Send back the entries below exactly as they appear.
## start Provided information
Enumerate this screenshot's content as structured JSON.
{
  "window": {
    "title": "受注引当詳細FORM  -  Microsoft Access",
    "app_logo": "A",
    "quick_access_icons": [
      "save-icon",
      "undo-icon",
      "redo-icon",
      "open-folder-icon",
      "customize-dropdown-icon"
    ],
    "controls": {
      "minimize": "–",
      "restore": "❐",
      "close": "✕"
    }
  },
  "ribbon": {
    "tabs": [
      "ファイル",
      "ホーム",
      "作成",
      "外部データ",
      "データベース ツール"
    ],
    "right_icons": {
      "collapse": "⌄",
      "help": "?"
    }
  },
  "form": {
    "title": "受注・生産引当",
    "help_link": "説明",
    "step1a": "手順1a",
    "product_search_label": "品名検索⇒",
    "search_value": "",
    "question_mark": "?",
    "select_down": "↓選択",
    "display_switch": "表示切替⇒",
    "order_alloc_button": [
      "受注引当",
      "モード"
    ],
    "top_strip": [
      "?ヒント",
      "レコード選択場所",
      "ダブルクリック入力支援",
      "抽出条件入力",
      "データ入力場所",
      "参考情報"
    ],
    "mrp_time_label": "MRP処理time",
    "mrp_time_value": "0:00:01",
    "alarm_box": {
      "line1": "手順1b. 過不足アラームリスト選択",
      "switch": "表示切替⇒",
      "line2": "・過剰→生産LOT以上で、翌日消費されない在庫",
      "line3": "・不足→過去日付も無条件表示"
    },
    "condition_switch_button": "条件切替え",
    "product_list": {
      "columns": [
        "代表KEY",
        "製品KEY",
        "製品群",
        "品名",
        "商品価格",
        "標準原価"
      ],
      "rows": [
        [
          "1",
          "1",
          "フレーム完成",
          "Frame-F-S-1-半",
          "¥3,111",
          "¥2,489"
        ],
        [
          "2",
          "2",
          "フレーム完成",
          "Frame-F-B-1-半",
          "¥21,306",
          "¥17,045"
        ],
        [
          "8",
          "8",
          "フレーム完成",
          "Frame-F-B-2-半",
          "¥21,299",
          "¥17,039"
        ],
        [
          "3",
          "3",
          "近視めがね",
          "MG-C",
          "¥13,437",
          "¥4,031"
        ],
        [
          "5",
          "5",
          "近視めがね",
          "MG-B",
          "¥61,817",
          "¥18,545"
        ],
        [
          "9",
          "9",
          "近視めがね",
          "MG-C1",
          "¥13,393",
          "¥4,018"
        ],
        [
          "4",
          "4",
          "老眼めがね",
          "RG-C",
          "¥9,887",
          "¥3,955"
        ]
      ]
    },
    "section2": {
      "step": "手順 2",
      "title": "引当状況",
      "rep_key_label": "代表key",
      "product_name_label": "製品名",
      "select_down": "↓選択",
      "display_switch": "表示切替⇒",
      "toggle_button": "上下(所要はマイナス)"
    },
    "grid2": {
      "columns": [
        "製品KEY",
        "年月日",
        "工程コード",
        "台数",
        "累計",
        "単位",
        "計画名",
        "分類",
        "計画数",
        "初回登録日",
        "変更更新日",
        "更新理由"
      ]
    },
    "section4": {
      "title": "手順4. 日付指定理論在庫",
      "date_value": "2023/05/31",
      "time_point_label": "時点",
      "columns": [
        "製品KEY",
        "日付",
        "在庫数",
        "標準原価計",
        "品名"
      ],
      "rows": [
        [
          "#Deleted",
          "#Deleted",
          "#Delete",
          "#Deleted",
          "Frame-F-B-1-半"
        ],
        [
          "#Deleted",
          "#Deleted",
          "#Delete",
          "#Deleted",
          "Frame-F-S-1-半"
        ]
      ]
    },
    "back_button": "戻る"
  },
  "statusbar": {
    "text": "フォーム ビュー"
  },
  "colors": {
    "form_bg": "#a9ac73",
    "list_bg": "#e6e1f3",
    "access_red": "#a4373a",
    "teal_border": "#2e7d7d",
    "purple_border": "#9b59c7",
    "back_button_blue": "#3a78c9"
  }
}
## end Provided information
> _Written solution_
Enumerate this screenshot's content as structured JSON.
{
  "window": {
    "title": "受注引当詳細FORM  -  Microsoft Access",
    "app_logo": "A",
    "quick_access_icons": [
      "save-icon",
      "undo-icon",
      "redo-icon",
      "open-folder-icon",
      "customize-dropdown-icon"
    ],
    "controls": {
      "minimize": "–",
      "restore": "❐",
      "close": "✕"
    }
  },
  "ribbon": {
    "tabs": [
      "ファイル",
      "ホーム",
      "作成",
      "外部データ",
      "データベース ツール"
    ],
    "right_icons": {
      "collapse": "⌄",
      "help": "?"
    }
  },
  "form": {
    "title": "受注・生産引当",
    "help_link": "説明",
    "step1a": "手順1a",
    "product_search_label": "品名検索⇒",
    "search_value": "",
    "question_mark": "?",
    "select_down": "↓選択",
    "display_switch": "表示切替⇒",
    "order_alloc_button": [
      "受注引当",
      "モード"
    ],
    "top_strip": [
      "?ヒント",
      "レコード選択場所",
      "ダブルクリック入力支援",
      "抽出条件入力",
      "データ入力場所",
      "参考情報"
    ],
    "mrp_time_label": "MRP処理time",
    "mrp_time_value": "0:00:01",
    "alarm_box": {
      "line1": "手順1b. 過不足アラームリスト選択",
      "switch": "表示切替⇒",
      "line2": "・過剰→生産LOT以上で、翌日消費されない在庫",
      "line3": "・不足→過去日付も無条件表示"
    },
    "condition_switch_button": "条件切替え",
    "product_list": {
      "columns": [
        "代表KEY",
        "製品KEY",
        "製品群",
        "品名",
        "商品価格",
        "標準原価"
      ],
      "rows": [
        [
          "1",
          "1",
          "フレーム完成",
          "Frame-F-S-1-半",
          "¥3,111",
          "¥2,489"
        ],
        [
          "2",
          "2",
          "フレーム完成",
          "Frame-F-B-1-半",
          "¥21,306",
          "¥17,045"
        ],
        [
          "8",
          "8",
          "フレーム完成",
          "Frame-F-B-2-半",
          "¥21,299",
          "¥17,039"
        ],
        [
          "3",
          "3",
          "近視めがね",
          "MG-C",
          "¥13,437",
          "¥4,031"
        ],
        [
          "5",
          "5",
          "近視めがね",
          "MG-B",
          "¥61,817",
          "¥18,545"
        ],
        [
          "9",
          "9",
          "近視めがね",
          "MG-C1",
          "¥13,393",
          "¥4,018"
        ],
        [
          "4",
          "4",
          "老眼めがね",
          "RG-C",
          "¥9,887",
          "¥3,955"
        ]
      ]
    },
    "section2": {
      "step": "手順 2",
      "title": "引当状況",
      "rep_key_label": "代表key",
      "product_name_label": "製品名",
      "select_down": "↓選択",
      "display_switch": "表示切替⇒",
      "toggle_button": "上下(所要はマイナス)"
    },
    "grid2": {
      "columns": [
        "製品KEY",
        "年月日",
        "工程コード",
        "台数",
        "累計",
        "単位",
        "計画名",
        "分類",
        "計画数",
        "初回登録日",
        "変更更新日",
        "更新理由"
      ]
    },
    "section4": {
      "title": "手順4. 日付指定理論在庫",
      "date_value": "2023/05/31",
      "time_point_label": "時点",
      "columns": [
        "製品KEY",
        "日付",
        "在庫数",
        "標準原価計",
        "品名"
      ],
      "rows": [
        [
          "#Deleted",
          "#Deleted",
          "#Delete",
          "#Deleted",
          "Frame-F-B-1-半"
        ],
        [
          "#Deleted",
          "#Deleted",
          "#Delete",
          "#Deleted",
          "Frame-F-S-1-半"
        ]
      ]
    },
    "back_button": "戻る"
  },
  "statusbar": {
    "text": "フォーム ビュー"
  },
  "colors": {
    "form_bg": "#a9ac73",
    "list_bg": "#e6e1f3",
    "access_red": "#a4373a",
    "teal_border": "#2e7d7d",
    "purple_border": "#9b59c7",
    "back_button_blue": "#3a78c9"
  }
}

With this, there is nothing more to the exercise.